EXERCISE DIRECTIONS:
Copy out each line of the material below with no changes.

WORKING DATA:

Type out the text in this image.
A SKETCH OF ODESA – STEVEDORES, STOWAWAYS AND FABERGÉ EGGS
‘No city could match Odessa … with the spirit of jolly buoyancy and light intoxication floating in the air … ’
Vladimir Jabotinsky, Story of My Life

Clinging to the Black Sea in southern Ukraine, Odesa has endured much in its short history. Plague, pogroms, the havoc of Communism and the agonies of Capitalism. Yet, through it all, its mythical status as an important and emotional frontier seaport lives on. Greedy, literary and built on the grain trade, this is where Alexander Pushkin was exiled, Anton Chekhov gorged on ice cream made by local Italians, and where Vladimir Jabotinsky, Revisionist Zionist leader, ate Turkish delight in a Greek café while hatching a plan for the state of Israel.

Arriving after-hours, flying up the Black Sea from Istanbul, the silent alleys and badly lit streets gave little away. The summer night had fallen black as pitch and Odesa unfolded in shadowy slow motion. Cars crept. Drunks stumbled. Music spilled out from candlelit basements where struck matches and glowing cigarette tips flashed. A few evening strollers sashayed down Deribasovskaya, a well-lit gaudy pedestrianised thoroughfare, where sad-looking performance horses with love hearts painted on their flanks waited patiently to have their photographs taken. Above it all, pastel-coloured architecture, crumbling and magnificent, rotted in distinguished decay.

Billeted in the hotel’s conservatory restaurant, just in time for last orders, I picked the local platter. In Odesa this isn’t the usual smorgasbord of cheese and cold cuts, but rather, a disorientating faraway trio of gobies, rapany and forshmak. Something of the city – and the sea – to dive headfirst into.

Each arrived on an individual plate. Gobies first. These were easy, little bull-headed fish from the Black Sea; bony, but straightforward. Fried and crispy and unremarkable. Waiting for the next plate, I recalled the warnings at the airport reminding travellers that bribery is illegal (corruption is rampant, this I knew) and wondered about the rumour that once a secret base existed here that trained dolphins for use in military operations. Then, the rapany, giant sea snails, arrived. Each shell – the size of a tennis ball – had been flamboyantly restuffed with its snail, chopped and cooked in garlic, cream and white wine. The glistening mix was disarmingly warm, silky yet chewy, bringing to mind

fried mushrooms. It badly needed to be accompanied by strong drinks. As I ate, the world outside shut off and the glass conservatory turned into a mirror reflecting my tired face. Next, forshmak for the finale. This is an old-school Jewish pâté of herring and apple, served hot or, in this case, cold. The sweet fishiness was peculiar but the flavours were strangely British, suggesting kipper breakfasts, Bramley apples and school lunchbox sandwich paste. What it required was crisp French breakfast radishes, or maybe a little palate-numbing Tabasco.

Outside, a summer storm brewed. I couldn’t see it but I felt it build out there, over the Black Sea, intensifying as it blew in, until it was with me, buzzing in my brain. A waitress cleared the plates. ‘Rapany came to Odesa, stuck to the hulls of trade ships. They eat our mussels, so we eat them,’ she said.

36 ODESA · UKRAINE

CORRECT RESPONSE:
Type out the text in this image.
A SKETCH OF ODESA – STEVEDORES, STOWAWAYS AND FABERGÉ EGGS
‘No city could match Odessa … with the spirit of jolly buoyancy and light intoxication floating in the air … ’
Vladimir Jabotinsky, Story of My Life

Clinging to the Black Sea in southern Ukraine, Odesa has endured much in its short history. Plague, pogroms, the havoc of Communism and the agonies of Capitalism. Yet, through it all, its mythical status as an important and emotional frontier seaport lives on. Greedy, literary and built on the grain trade, this is where Alexander Pushkin was exiled, Anton Chekhov gorged on ice cream made by local Italians, and where Vladimir Jabotinsky, Revisionist Zionist leader, ate Turkish delight in a Greek café while hatching a plan for the state of Israel.

Arriving after-hours, flying up the Black Sea from Istanbul, the silent alleys and badly lit streets gave little away. The summer night had fallen black as pitch and Odesa unfolded in shadowy slow motion. Cars crept. Drunks stumbled. Music spilled out from candlelit basements where struck matches and glowing cigarette tips flashed. A few evening strollers sashayed down Deribasovskaya, a well-lit gaudy pedestrianised thoroughfare, where sad-looking performance horses with love hearts painted on their flanks waited patiently to have their photographs taken. Above it all, pastel-coloured architecture, crumbling and magnificent, rotted in distinguished decay.

Billeted in the hotel’s conservatory restaurant, just in time for last orders, I picked the local platter. In Odesa this isn’t the usual smorgasbord of cheese and cold cuts, but rather, a disorientating faraway trio of gobies, rapany and forshmak. Something of the city – and the sea – to dive headfirst into.

Each arrived on an individual plate. Gobies first. These were easy, little bull-headed fish from the Black Sea; bony, but straightforward. Fried and crispy and unremarkable. Waiting for the next plate, I recalled the warnings at the airport reminding travellers that bribery is illegal (corruption is rampant, this I knew) and wondered about the rumour that once a secret base existed here that trained dolphins for use in military operations. Then, the rapany, giant sea snails, arrived. Each shell – the size of a tennis ball – had been flamboyantly restuffed with its snail, chopped and cooked in garlic, cream and white wine. The glistening mix was disarmingly warm, silky yet chewy, bringing to mind

fried mushrooms. It badly needed to be accompanied by strong drinks. As I ate, the world outside shut off and the glass conservatory turned into a mirror reflecting my tired face. Next, forshmak for the finale. This is an old-school Jewish pâté of herring and apple, served hot or, in this case, cold. The sweet fishiness was peculiar but the flavours were strangely British, suggesting kipper breakfasts, Bramley apples and school lunchbox sandwich paste. What it required was crisp French breakfast radishes, or maybe a little palate-numbing Tabasco.

Outside, a summer storm brewed. I couldn’t see it but I felt it build out there, over the Black Sea, intensifying as it blew in, until it was with me, buzzing in my brain. A waitress cleared the plates. ‘Rapany came to Odesa, stuck to the hulls of trade ships. They eat our mussels, so we eat them,’ she said.

36 ODESA · UKRAINE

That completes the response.